=== Provided data ===
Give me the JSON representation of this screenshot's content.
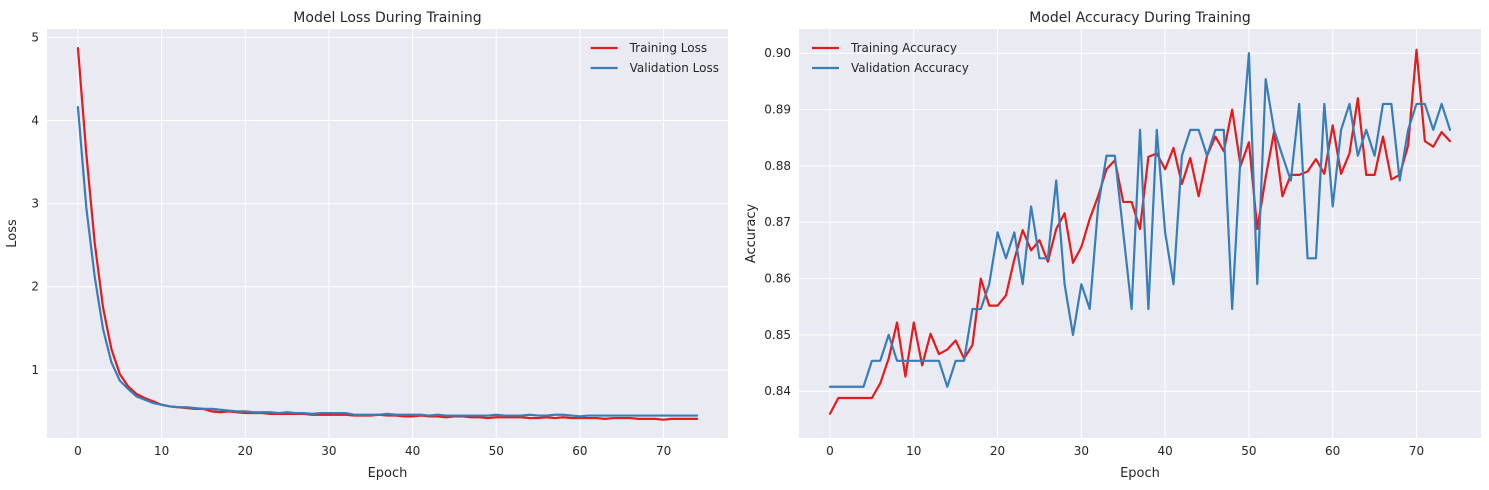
{
  "colors": {
    "figure_bg": "#ffffff",
    "axes_bg": "#eaeaf2",
    "grid": "#ffffff",
    "training": "#e41a1c",
    "validation": "#377eb8"
  },
  "chart_data": [
    {
      "type": "line",
      "title": "Model Loss During Training",
      "xlabel": "Epoch",
      "ylabel": "Loss",
      "xlim": [
        -3.7,
        77.7
      ],
      "ylim": [
        0.18,
        5.1
      ],
      "xticks": [
        0,
        10,
        20,
        30,
        40,
        50,
        60,
        70
      ],
      "yticks": [
        1,
        2,
        3,
        4,
        5
      ],
      "tick_decimals": 0,
      "grid": true,
      "legend": "top-right",
      "x_start": 0,
      "series": [
        {
          "name": "Training Loss",
          "color": "#e41a1c",
          "values": [
            4.87,
            3.6,
            2.53,
            1.75,
            1.25,
            0.95,
            0.8,
            0.71,
            0.66,
            0.62,
            0.58,
            0.56,
            0.55,
            0.54,
            0.53,
            0.53,
            0.5,
            0.49,
            0.5,
            0.49,
            0.48,
            0.48,
            0.48,
            0.47,
            0.47,
            0.47,
            0.47,
            0.47,
            0.46,
            0.46,
            0.46,
            0.46,
            0.46,
            0.45,
            0.45,
            0.45,
            0.46,
            0.45,
            0.45,
            0.44,
            0.44,
            0.45,
            0.44,
            0.44,
            0.43,
            0.44,
            0.44,
            0.43,
            0.43,
            0.42,
            0.43,
            0.43,
            0.43,
            0.43,
            0.42,
            0.42,
            0.43,
            0.42,
            0.43,
            0.42,
            0.42,
            0.42,
            0.42,
            0.41,
            0.42,
            0.42,
            0.42,
            0.41,
            0.41,
            0.41,
            0.4,
            0.41,
            0.41,
            0.41,
            0.41
          ]
        },
        {
          "name": "Validation Loss",
          "color": "#377eb8",
          "values": [
            4.16,
            2.95,
            2.12,
            1.49,
            1.09,
            0.87,
            0.77,
            0.68,
            0.64,
            0.6,
            0.58,
            0.56,
            0.55,
            0.55,
            0.54,
            0.53,
            0.53,
            0.52,
            0.51,
            0.5,
            0.5,
            0.49,
            0.49,
            0.49,
            0.48,
            0.49,
            0.48,
            0.48,
            0.47,
            0.48,
            0.48,
            0.48,
            0.48,
            0.46,
            0.46,
            0.46,
            0.46,
            0.47,
            0.46,
            0.46,
            0.46,
            0.46,
            0.45,
            0.46,
            0.45,
            0.45,
            0.45,
            0.45,
            0.45,
            0.45,
            0.46,
            0.45,
            0.45,
            0.45,
            0.46,
            0.45,
            0.45,
            0.46,
            0.46,
            0.45,
            0.44,
            0.45,
            0.45,
            0.45,
            0.45,
            0.45,
            0.45,
            0.45,
            0.45,
            0.45,
            0.45,
            0.45,
            0.45,
            0.45,
            0.45
          ]
        }
      ]
    },
    {
      "type": "line",
      "title": "Model Accuracy During Training",
      "xlabel": "Epoch",
      "ylabel": "Accuracy",
      "xlim": [
        -3.7,
        77.7
      ],
      "ylim": [
        0.8317,
        0.9043
      ],
      "xticks": [
        0,
        10,
        20,
        30,
        40,
        50,
        60,
        70
      ],
      "yticks": [
        0.84,
        0.85,
        0.86,
        0.87,
        0.88,
        0.89,
        0.9
      ],
      "tick_decimals": 2,
      "grid": true,
      "legend": "top-left",
      "x_start": 0,
      "series": [
        {
          "name": "Training Accuracy",
          "color": "#e41a1c",
          "values": [
            0.836,
            0.8388,
            0.8388,
            0.8388,
            0.8388,
            0.8388,
            0.8414,
            0.8458,
            0.8522,
            0.8426,
            0.8522,
            0.8446,
            0.8502,
            0.8466,
            0.8474,
            0.849,
            0.8458,
            0.8482,
            0.86,
            0.8552,
            0.8552,
            0.857,
            0.8634,
            0.8686,
            0.865,
            0.8668,
            0.863,
            0.8688,
            0.8716,
            0.8628,
            0.8656,
            0.8706,
            0.8746,
            0.8794,
            0.881,
            0.8736,
            0.8736,
            0.8688,
            0.8816,
            0.8822,
            0.8794,
            0.8832,
            0.8768,
            0.8814,
            0.8746,
            0.8818,
            0.8852,
            0.8826,
            0.89,
            0.88,
            0.8842,
            0.8688,
            0.878,
            0.886,
            0.8746,
            0.8784,
            0.8784,
            0.879,
            0.8812,
            0.8786,
            0.8872,
            0.8786,
            0.8822,
            0.892,
            0.8784,
            0.8784,
            0.8852,
            0.8776,
            0.8784,
            0.8836,
            0.9006,
            0.8844,
            0.8834,
            0.886,
            0.8844
          ]
        },
        {
          "name": "Validation Accuracy",
          "color": "#377eb8",
          "values": [
            0.8408,
            0.8408,
            0.8408,
            0.8408,
            0.8408,
            0.8454,
            0.8454,
            0.85,
            0.8454,
            0.8454,
            0.8454,
            0.8454,
            0.8454,
            0.8454,
            0.8408,
            0.8454,
            0.8454,
            0.8546,
            0.8546,
            0.859,
            0.8682,
            0.8636,
            0.8682,
            0.859,
            0.8728,
            0.8636,
            0.8636,
            0.8774,
            0.859,
            0.85,
            0.859,
            0.8546,
            0.8728,
            0.8818,
            0.8818,
            0.8682,
            0.8546,
            0.8864,
            0.8546,
            0.8864,
            0.8682,
            0.859,
            0.8818,
            0.8864,
            0.8864,
            0.8818,
            0.8864,
            0.8864,
            0.8546,
            0.8818,
            0.9,
            0.859,
            0.8954,
            0.8864,
            0.8818,
            0.8774,
            0.891,
            0.8636,
            0.8636,
            0.891,
            0.8728,
            0.8864,
            0.891,
            0.8818,
            0.8864,
            0.8818,
            0.891,
            0.891,
            0.8774,
            0.8864,
            0.891,
            0.891,
            0.8864,
            0.891,
            0.8864
          ]
        }
      ]
    }
  ]
}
===
### Prompt
Leave the pictures out and copy the rest of the data exactly.

### Task result
Give me the JSON representation of this screenshot's content.
{
  "colors": {
    "figure_bg": "#ffffff",
    "axes_bg": "#eaeaf2",
    "grid": "#ffffff",
    "training": "#e41a1c",
    "validation": "#377eb8"
  },
  "chart_data": [
    {
      "type": "line",
      "title": "Model Loss During Training",
      "xlabel": "Epoch",
      "ylabel": "Loss",
      "xlim": [
        -3.7,
        77.7
      ],
      "ylim": [
        0.18,
        5.1
      ],
      "xticks": [
        0,
        10,
        20,
        30,
        40,
        50,
        60,
        70
      ],
      "yticks": [
        1,
        2,
        3,
        4,
        5
      ],
      "tick_decimals": 0,
      "grid": true,
      "legend": "top-right",
      "x_start": 0,
      "series": [
        {
          "name": "Training Loss",
          "color": "#e41a1c",
          "values": [
            4.87,
            3.6,
            2.53,
            1.75,
            1.25,
            0.95,
            0.8,
            0.71,
            0.66,
            0.62,
            0.58,
            0.56,
            0.55,
            0.54,
            0.53,
            0.53,
            0.5,
            0.49,
            0.5,
            0.49,
            0.48,
            0.48,
            0.48,
            0.47,
            0.47,
            0.47,
            0.47,
            0.47,
            0.46,
            0.46,
            0.46,
            0.46,
            0.46,
            0.45,
            0.45,
            0.45,
            0.46,
            0.45,
            0.45,
            0.44,
            0.44,
            0.45,
            0.44,
            0.44,
            0.43,
            0.44,
            0.44,
            0.43,
            0.43,
            0.42,
            0.43,
            0.43,
            0.43,
            0.43,
            0.42,
            0.42,
            0.43,
            0.42,
            0.43,
            0.42,
            0.42,
            0.42,
            0.42,
            0.41,
            0.42,
            0.42,
            0.42,
            0.41,
            0.41,
            0.41,
            0.4,
            0.41,
            0.41,
            0.41,
            0.41
          ]
        },
        {
          "name": "Validation Loss",
          "color": "#377eb8",
          "values": [
            4.16,
            2.95,
            2.12,
            1.49,
            1.09,
            0.87,
            0.77,
            0.68,
            0.64,
            0.6,
            0.58,
            0.56,
            0.55,
            0.55,
            0.54,
            0.53,
            0.53,
            0.52,
            0.51,
            0.5,
            0.5,
            0.49,
            0.49,
            0.49,
            0.48,
            0.49,
            0.48,
            0.48,
            0.47,
            0.48,
            0.48,
            0.48,
            0.48,
            0.46,
            0.46,
            0.46,
            0.46,
            0.47,
            0.46,
            0.46,
            0.46,
            0.46,
            0.45,
            0.46,
            0.45,
            0.45,
            0.45,
            0.45,
            0.45,
            0.45,
            0.46,
            0.45,
            0.45,
            0.45,
            0.46,
            0.45,
            0.45,
            0.46,
            0.46,
            0.45,
            0.44,
            0.45,
            0.45,
            0.45,
            0.45,
            0.45,
            0.45,
            0.45,
            0.45,
            0.45,
            0.45,
            0.45,
            0.45,
            0.45,
            0.45
          ]
        }
      ]
    },
    {
      "type": "line",
      "title": "Model Accuracy During Training",
      "xlabel": "Epoch",
      "ylabel": "Accuracy",
      "xlim": [
        -3.7,
        77.7
      ],
      "ylim": [
        0.8317,
        0.9043
      ],
      "xticks": [
        0,
        10,
        20,
        30,
        40,
        50,
        60,
        70
      ],
      "yticks": [
        0.84,
        0.85,
        0.86,
        0.87,
        0.88,
        0.89,
        0.9
      ],
      "tick_decimals": 2,
      "grid": true,
      "legend": "top-left",
      "x_start": 0,
      "series": [
        {
          "name": "Training Accuracy",
          "color": "#e41a1c",
          "values": [
            0.836,
            0.8388,
            0.8388,
            0.8388,
            0.8388,
            0.8388,
            0.8414,
            0.8458,
            0.8522,
            0.8426,
            0.8522,
            0.8446,
            0.8502,
            0.8466,
            0.8474,
            0.849,
            0.8458,
            0.8482,
            0.86,
            0.8552,
            0.8552,
            0.857,
            0.8634,
            0.8686,
            0.865,
            0.8668,
            0.863,
            0.8688,
            0.8716,
            0.8628,
            0.8656,
            0.8706,
            0.8746,
            0.8794,
            0.881,
            0.8736,
            0.8736,
            0.8688,
            0.8816,
            0.8822,
            0.8794,
            0.8832,
            0.8768,
            0.8814,
            0.8746,
            0.8818,
            0.8852,
            0.8826,
            0.89,
            0.88,
            0.8842,
            0.8688,
            0.878,
            0.886,
            0.8746,
            0.8784,
            0.8784,
            0.879,
            0.8812,
            0.8786,
            0.8872,
            0.8786,
            0.8822,
            0.892,
            0.8784,
            0.8784,
            0.8852,
            0.8776,
            0.8784,
            0.8836,
            0.9006,
            0.8844,
            0.8834,
            0.886,
            0.8844
          ]
        },
        {
          "name": "Validation Accuracy",
          "color": "#377eb8",
          "values": [
            0.8408,
            0.8408,
            0.8408,
            0.8408,
            0.8408,
            0.8454,
            0.8454,
            0.85,
            0.8454,
            0.8454,
            0.8454,
            0.8454,
            0.8454,
            0.8454,
            0.8408,
            0.8454,
            0.8454,
            0.8546,
            0.8546,
            0.859,
            0.8682,
            0.8636,
            0.8682,
            0.859,
            0.8728,
            0.8636,
            0.8636,
            0.8774,
            0.859,
            0.85,
            0.859,
            0.8546,
            0.8728,
            0.8818,
            0.8818,
            0.8682,
            0.8546,
            0.8864,
            0.8546,
            0.8864,
            0.8682,
            0.859,
            0.8818,
            0.8864,
            0.8864,
            0.8818,
            0.8864,
            0.8864,
            0.8546,
            0.8818,
            0.9,
            0.859,
            0.8954,
            0.8864,
            0.8818,
            0.8774,
            0.891,
            0.8636,
            0.8636,
            0.891,
            0.8728,
            0.8864,
            0.891,
            0.8818,
            0.8864,
            0.8818,
            0.891,
            0.891,
            0.8774,
            0.8864,
            0.891,
            0.891,
            0.8864,
            0.891,
            0.8864
          ]
        }
      ]
    }
  ]
}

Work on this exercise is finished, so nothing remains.